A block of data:
====================

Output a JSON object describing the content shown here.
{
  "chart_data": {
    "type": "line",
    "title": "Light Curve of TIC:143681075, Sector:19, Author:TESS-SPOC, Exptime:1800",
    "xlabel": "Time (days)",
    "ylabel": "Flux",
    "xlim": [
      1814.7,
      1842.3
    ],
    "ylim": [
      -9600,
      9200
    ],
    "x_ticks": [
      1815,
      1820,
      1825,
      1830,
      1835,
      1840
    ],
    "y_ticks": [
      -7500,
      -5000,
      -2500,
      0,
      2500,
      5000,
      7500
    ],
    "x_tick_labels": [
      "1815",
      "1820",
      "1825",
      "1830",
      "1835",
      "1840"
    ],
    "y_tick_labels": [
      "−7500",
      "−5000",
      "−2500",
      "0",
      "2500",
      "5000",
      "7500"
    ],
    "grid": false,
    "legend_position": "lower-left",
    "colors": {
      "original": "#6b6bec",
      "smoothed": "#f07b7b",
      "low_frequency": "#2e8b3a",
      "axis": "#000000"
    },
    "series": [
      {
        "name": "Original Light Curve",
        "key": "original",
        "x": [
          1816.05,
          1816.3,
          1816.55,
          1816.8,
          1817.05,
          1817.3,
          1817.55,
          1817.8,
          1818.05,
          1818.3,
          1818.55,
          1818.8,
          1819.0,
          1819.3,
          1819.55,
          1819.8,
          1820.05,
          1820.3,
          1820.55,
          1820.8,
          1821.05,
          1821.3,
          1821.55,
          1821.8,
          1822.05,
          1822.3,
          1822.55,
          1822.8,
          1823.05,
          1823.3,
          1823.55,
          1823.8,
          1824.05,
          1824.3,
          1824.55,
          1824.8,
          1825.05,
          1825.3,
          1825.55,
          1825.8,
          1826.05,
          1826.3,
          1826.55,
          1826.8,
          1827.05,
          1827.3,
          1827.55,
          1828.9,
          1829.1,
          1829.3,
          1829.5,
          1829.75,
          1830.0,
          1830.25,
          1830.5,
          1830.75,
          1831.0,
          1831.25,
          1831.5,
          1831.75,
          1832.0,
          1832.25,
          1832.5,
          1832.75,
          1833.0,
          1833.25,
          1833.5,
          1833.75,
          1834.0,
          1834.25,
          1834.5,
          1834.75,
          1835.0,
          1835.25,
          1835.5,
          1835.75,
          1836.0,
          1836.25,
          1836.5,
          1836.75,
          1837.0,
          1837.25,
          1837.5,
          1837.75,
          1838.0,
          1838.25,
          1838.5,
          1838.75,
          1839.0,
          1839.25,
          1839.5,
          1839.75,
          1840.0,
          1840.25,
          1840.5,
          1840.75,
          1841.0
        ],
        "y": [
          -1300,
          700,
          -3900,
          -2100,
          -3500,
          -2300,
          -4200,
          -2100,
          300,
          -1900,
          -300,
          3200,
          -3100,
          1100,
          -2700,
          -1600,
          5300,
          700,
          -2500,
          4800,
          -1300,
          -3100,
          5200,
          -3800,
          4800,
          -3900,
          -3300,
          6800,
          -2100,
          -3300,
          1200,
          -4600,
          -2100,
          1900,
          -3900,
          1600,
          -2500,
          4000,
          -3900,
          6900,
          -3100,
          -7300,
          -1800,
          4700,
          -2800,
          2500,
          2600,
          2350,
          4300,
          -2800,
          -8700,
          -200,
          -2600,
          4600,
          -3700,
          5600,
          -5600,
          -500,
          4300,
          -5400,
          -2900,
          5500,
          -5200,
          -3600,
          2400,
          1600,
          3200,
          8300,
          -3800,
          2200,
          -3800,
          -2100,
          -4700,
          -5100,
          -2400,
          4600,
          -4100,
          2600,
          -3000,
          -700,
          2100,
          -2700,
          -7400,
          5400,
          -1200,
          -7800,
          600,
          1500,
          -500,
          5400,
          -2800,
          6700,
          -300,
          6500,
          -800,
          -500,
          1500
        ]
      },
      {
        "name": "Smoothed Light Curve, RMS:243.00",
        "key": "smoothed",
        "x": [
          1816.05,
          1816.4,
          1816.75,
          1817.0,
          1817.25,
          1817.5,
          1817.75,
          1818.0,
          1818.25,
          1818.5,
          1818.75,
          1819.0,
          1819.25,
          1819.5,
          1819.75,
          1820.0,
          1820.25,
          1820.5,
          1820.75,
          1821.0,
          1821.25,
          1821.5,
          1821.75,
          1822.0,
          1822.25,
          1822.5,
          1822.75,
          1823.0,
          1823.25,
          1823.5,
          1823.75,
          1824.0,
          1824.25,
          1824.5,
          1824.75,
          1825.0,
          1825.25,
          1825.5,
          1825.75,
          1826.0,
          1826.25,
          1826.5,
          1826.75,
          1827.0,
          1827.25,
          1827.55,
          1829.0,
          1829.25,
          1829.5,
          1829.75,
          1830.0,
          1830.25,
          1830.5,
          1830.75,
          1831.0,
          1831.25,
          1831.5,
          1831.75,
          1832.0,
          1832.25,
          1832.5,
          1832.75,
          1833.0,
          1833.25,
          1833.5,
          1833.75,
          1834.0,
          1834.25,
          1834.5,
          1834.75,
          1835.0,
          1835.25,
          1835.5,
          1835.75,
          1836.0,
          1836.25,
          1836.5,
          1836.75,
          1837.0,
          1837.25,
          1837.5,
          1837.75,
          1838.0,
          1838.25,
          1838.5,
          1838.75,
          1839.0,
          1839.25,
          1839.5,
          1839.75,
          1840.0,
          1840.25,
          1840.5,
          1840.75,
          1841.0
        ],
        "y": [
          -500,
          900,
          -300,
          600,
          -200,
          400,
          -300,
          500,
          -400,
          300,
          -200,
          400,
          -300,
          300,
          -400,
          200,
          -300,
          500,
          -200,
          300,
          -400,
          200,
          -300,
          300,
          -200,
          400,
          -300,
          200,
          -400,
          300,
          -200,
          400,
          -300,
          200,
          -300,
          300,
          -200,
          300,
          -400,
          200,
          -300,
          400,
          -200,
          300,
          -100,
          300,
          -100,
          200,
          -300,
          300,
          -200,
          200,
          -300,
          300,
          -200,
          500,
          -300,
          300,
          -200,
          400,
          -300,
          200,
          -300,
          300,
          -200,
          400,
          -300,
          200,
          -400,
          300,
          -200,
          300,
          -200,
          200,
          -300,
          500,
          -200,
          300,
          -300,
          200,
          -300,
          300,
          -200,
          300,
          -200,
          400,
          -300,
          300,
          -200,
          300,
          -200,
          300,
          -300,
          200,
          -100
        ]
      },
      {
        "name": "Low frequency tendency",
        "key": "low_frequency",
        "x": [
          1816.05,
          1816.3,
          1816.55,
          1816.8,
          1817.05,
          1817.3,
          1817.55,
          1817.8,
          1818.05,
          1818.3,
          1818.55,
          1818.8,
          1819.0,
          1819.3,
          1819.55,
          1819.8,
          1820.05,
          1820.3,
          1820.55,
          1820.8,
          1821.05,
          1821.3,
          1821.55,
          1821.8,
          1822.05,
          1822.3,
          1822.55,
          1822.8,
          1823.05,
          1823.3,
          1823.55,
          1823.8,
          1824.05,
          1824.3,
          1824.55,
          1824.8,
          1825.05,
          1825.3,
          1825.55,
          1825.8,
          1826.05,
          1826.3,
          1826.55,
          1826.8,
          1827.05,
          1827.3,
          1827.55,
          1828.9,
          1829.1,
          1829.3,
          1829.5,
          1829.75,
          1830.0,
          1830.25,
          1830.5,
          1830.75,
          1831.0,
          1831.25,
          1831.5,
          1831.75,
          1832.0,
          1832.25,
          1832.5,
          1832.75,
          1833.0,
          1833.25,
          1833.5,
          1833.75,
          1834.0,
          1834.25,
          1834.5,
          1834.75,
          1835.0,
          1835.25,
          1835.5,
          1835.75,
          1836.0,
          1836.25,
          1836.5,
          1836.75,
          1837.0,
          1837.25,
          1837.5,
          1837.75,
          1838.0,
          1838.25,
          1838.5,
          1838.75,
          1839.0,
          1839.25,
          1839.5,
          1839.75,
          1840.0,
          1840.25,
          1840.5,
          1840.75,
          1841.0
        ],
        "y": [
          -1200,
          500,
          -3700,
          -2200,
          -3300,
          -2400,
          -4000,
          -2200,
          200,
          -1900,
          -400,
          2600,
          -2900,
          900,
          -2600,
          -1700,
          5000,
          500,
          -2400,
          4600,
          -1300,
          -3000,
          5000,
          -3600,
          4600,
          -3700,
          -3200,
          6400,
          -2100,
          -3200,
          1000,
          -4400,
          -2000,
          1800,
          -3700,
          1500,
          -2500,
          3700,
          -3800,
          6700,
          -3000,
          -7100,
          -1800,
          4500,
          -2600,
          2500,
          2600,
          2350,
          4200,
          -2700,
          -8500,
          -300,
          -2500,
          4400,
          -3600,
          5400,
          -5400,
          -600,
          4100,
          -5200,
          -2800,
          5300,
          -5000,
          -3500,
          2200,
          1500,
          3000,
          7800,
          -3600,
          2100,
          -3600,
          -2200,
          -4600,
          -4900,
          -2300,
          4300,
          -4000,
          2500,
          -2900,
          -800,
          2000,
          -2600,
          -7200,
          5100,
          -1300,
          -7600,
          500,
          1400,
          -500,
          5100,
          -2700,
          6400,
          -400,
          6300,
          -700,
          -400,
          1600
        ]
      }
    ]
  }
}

====================

#### Stated goal:
Go through the entries above and pull out each line with "name" in it.

#### Answer to this task:
        "name": "Original Light Curve",
        "name": "Smoothed Light Curve, RMS:243.00",
        "name": "Low frequency tendency",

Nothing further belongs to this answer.